[JOB] Leave out the pictures and retype exactly the lines from the one with "What text is on this page?" through the end of the records.

(Dataset items)
───
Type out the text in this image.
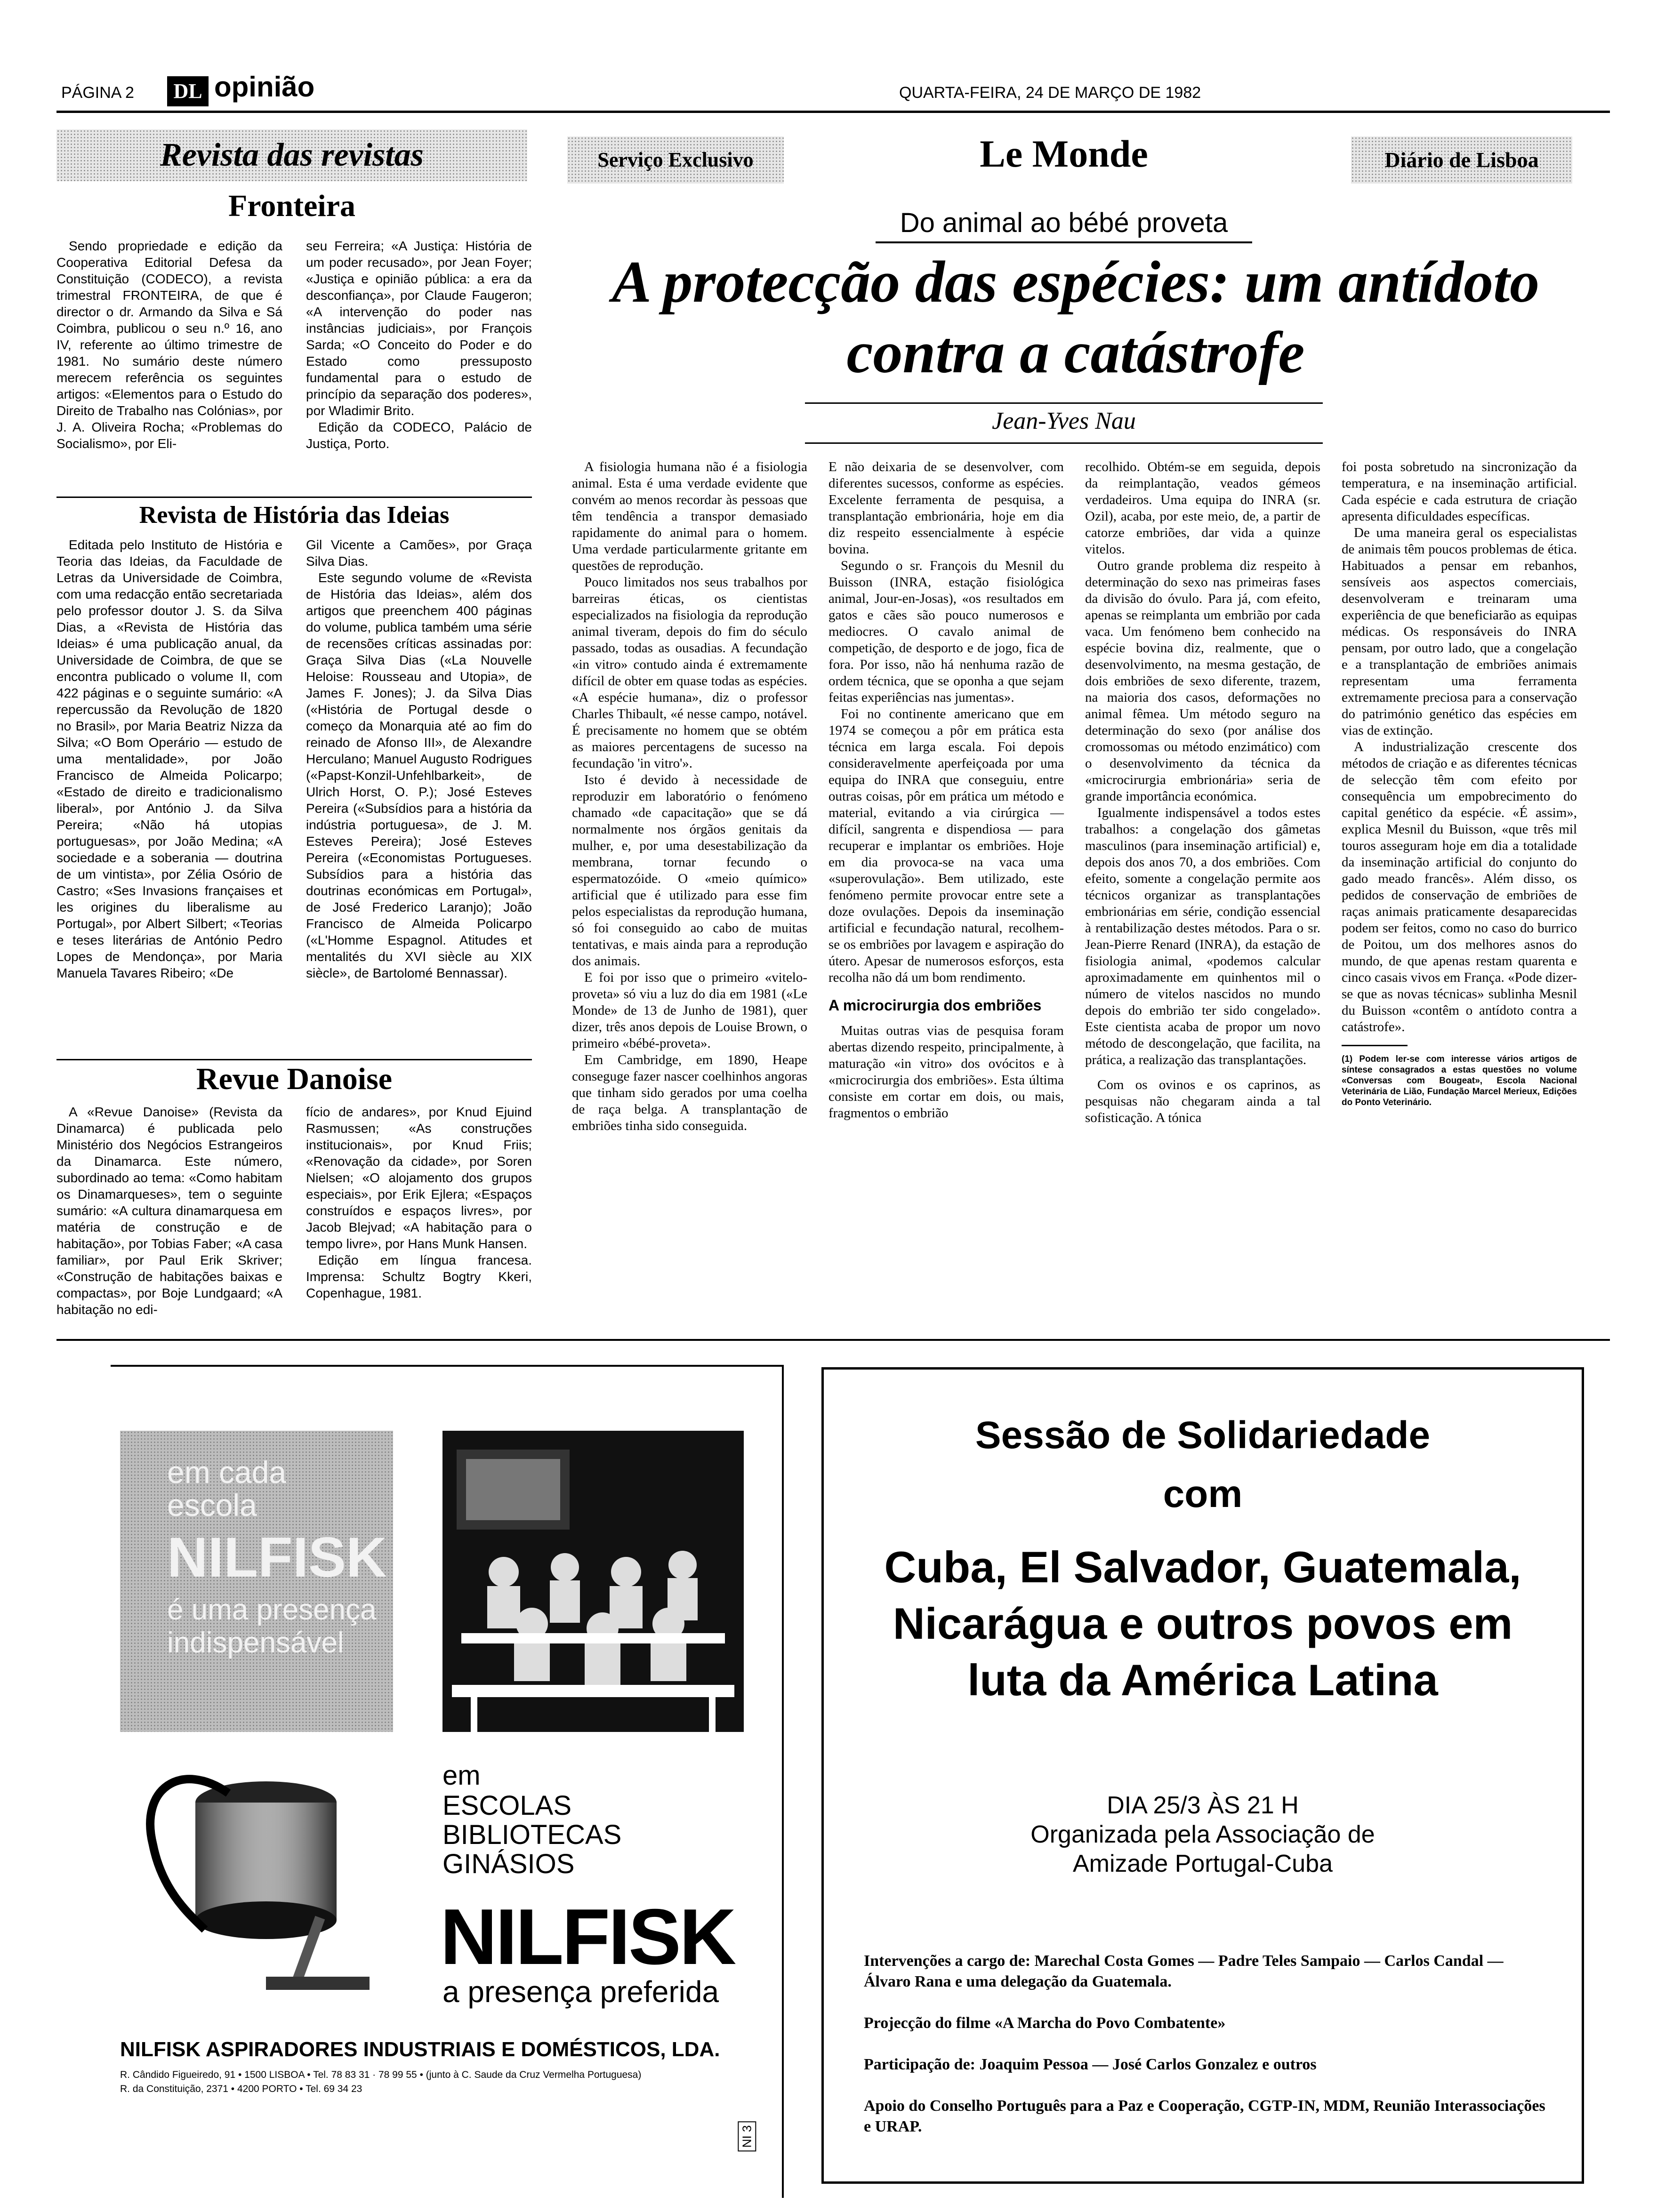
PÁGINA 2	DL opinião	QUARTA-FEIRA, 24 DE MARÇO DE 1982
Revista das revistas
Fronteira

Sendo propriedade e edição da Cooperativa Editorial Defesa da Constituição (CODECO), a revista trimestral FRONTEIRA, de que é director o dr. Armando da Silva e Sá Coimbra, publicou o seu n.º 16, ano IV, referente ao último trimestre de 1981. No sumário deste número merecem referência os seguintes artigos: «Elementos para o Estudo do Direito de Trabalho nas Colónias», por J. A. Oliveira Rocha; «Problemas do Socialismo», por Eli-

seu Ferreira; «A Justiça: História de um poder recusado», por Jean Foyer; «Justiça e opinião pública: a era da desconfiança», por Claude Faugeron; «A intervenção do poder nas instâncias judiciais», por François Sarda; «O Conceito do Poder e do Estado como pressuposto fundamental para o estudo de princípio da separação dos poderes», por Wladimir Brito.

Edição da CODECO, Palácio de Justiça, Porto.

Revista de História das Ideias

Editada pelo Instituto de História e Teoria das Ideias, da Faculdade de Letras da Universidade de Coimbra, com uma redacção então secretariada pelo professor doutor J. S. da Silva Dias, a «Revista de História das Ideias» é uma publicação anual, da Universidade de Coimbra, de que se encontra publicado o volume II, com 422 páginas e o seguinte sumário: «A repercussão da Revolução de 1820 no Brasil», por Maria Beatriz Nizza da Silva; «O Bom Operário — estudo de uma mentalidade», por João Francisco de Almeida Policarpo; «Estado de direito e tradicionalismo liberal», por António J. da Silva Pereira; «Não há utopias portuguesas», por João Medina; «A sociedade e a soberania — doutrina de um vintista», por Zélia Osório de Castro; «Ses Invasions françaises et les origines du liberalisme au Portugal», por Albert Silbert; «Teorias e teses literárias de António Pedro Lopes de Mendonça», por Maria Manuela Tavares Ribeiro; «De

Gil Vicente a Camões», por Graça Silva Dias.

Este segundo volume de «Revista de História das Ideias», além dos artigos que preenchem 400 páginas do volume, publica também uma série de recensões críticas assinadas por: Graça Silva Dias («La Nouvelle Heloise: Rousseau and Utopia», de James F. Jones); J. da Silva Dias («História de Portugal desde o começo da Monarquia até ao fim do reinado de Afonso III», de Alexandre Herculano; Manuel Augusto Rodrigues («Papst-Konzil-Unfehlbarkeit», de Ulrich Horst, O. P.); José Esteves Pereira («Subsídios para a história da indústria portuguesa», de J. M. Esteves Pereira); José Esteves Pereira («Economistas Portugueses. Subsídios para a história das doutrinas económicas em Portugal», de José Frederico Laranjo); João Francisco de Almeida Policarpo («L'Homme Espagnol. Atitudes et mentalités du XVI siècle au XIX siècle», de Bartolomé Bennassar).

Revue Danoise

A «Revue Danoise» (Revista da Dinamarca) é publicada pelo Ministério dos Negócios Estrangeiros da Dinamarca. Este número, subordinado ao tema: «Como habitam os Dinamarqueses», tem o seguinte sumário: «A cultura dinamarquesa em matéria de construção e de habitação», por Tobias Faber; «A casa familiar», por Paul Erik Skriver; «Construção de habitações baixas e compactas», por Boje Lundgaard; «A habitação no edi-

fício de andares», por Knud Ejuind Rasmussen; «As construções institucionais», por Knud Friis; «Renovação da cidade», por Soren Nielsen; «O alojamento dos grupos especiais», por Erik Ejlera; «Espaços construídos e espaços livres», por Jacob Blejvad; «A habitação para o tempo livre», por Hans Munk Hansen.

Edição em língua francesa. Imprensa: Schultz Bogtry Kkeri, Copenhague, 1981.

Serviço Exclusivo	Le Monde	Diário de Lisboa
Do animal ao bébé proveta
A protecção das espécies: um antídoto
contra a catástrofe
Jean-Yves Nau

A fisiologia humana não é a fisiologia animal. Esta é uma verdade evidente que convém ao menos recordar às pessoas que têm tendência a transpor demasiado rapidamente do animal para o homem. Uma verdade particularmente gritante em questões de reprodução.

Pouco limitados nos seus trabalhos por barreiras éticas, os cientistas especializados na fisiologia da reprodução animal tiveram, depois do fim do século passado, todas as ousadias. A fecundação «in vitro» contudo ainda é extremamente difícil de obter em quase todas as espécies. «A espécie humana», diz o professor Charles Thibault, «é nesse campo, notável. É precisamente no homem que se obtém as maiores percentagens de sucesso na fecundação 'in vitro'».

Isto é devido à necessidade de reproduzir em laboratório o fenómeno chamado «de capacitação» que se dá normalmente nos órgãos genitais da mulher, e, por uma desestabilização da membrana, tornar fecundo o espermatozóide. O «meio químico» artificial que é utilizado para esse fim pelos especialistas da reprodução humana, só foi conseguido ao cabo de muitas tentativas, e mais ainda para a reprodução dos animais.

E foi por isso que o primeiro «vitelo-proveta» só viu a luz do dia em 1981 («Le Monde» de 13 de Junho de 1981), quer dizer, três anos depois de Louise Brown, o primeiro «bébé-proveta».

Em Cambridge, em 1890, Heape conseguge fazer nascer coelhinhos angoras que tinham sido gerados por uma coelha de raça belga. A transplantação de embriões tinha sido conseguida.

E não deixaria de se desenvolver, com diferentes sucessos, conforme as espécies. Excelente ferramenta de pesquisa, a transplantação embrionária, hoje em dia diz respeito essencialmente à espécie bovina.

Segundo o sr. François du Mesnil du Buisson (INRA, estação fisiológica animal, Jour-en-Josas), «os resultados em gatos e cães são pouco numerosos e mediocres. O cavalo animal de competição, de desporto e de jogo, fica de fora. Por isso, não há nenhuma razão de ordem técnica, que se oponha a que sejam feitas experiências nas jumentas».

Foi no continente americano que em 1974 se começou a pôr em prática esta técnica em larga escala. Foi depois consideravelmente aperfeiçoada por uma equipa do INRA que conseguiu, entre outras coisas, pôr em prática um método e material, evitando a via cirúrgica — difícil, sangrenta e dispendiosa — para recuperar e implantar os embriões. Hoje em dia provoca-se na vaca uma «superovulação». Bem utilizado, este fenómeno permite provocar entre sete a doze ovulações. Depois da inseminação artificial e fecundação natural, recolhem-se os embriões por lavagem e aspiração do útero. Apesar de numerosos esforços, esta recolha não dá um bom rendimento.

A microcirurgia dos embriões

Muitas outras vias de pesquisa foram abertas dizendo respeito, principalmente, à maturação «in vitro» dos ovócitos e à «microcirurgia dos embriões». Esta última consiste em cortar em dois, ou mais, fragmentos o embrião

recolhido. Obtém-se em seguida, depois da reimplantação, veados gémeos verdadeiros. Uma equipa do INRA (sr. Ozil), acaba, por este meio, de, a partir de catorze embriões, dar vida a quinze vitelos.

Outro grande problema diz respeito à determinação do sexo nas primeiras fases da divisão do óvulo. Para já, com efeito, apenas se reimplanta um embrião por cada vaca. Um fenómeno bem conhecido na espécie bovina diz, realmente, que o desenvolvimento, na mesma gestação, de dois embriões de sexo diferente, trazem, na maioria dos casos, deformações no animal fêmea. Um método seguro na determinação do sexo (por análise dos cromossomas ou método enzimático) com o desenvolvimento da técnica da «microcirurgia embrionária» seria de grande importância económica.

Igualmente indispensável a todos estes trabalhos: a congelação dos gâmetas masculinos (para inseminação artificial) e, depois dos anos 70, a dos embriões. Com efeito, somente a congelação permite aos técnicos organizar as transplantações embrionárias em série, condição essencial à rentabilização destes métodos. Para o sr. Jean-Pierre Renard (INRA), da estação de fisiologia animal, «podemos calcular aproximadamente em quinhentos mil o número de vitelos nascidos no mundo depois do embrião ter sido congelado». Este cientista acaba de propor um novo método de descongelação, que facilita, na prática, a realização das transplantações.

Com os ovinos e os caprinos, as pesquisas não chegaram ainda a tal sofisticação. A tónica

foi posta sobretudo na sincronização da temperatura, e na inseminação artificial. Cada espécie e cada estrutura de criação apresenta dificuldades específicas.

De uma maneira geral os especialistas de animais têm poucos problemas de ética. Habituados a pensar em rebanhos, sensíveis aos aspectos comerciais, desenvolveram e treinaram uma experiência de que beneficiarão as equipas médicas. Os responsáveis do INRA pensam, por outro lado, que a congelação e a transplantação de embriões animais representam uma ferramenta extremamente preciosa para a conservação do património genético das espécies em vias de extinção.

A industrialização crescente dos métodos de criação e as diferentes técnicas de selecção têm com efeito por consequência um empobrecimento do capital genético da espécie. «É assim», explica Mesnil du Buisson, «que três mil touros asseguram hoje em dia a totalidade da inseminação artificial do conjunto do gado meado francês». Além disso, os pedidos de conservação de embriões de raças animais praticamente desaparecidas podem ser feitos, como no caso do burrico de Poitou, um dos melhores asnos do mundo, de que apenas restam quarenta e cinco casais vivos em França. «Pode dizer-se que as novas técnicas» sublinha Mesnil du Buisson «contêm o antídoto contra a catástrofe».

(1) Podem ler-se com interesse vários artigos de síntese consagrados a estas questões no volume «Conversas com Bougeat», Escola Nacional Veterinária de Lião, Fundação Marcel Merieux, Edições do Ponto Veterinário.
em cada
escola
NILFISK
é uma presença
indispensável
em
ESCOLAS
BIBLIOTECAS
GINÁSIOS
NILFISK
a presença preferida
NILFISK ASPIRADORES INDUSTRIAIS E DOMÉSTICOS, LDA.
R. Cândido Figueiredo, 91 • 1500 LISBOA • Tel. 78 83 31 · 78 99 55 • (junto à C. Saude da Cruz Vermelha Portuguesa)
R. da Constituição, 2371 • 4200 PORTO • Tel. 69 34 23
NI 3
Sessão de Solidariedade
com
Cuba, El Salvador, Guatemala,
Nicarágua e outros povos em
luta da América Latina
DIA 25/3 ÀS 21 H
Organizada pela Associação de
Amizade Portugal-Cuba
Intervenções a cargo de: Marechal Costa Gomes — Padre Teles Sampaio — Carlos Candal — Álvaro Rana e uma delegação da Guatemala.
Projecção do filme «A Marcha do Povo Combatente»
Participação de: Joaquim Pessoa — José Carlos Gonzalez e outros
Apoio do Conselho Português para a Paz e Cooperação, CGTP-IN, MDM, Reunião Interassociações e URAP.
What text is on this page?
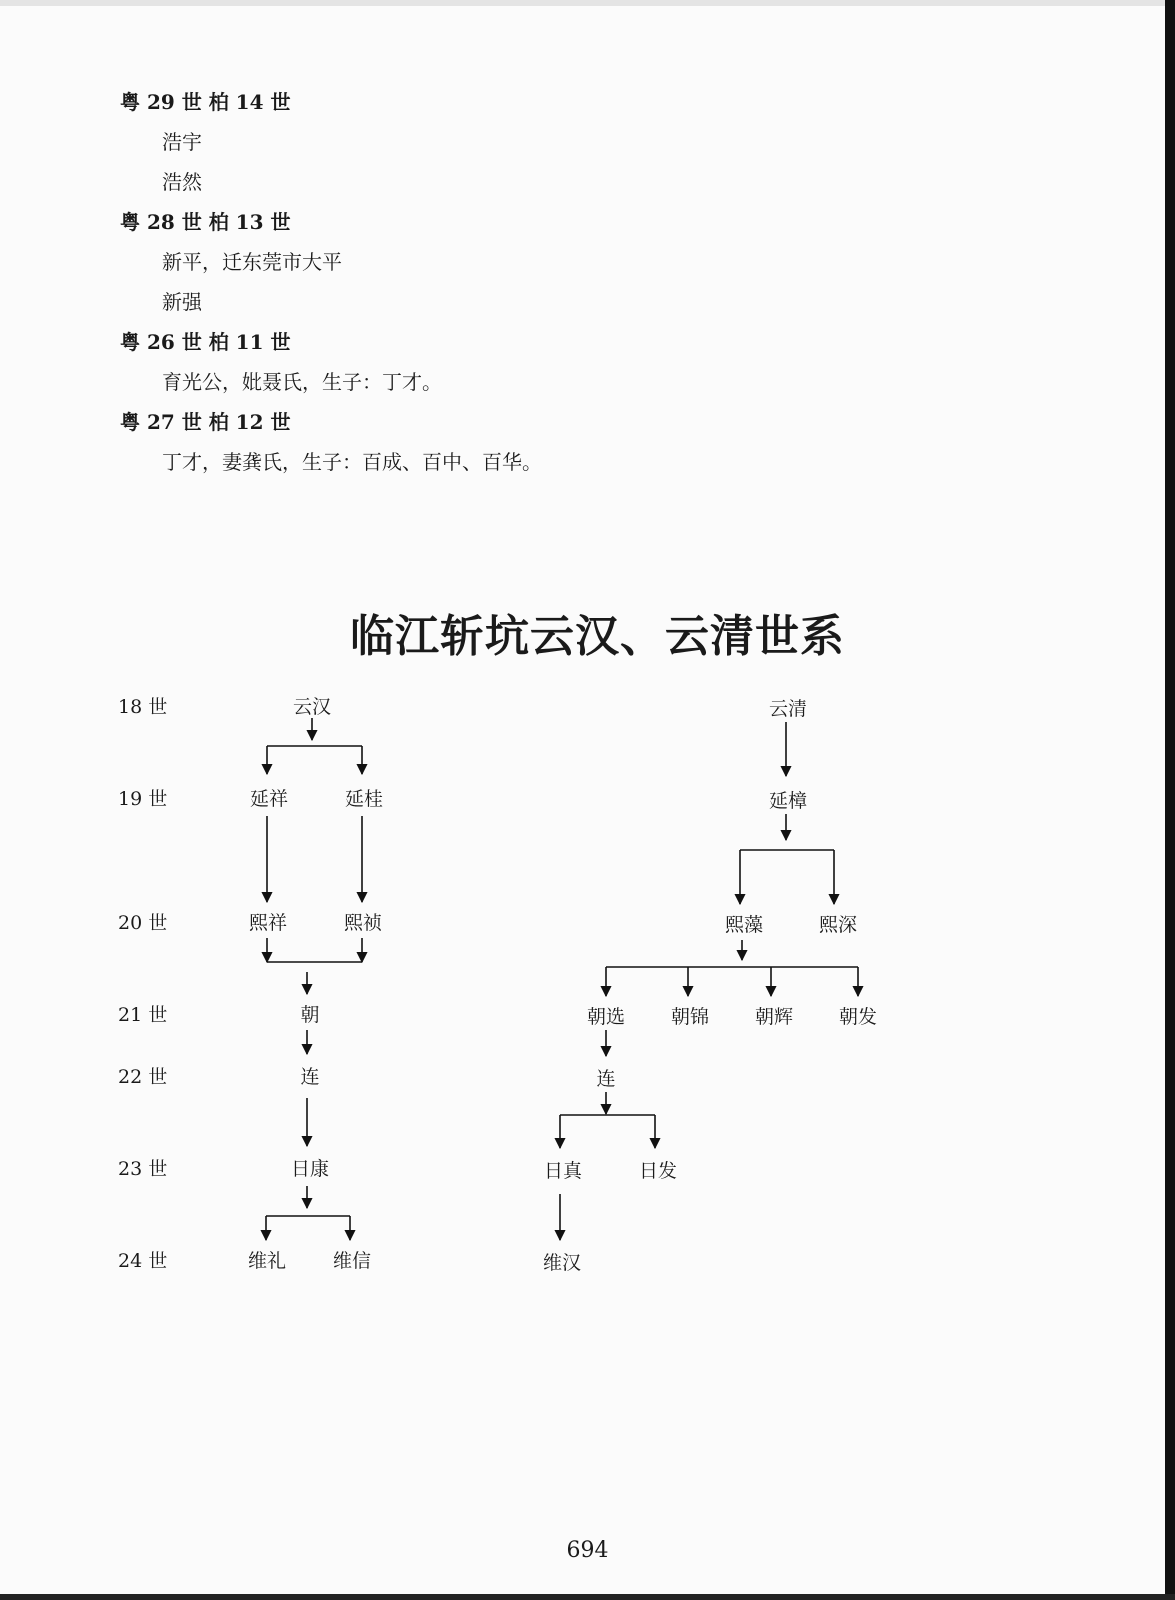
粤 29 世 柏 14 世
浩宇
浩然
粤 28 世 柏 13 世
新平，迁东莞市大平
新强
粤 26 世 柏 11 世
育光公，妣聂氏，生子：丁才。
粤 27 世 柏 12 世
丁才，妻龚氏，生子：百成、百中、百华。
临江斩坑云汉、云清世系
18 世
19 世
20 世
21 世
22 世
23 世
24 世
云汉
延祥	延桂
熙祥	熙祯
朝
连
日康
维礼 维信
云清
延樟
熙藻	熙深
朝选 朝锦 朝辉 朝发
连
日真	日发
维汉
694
───
[SOLUTION FOR THIS TASK]
What text is on this page?
粤 29 世 柏 14 世
浩宇
浩然
粤 28 世 柏 13 世
新平，迁东莞市大平
新强
粤 26 世 柏 11 世
育光公，妣聂氏，生子：丁才。
粤 27 世 柏 12 世
丁才，妻龚氏，生子：百成、百中、百华。
临江斩坑云汉、云清世系
18 世
19 世
20 世
21 世
22 世
23 世
24 世
云汉
延祥	延桂
熙祥	熙祯
朝
连
日康
维礼 维信
云清
延樟
熙藻	熙深
朝选 朝锦 朝辉 朝发
连
日真	日发
维汉
694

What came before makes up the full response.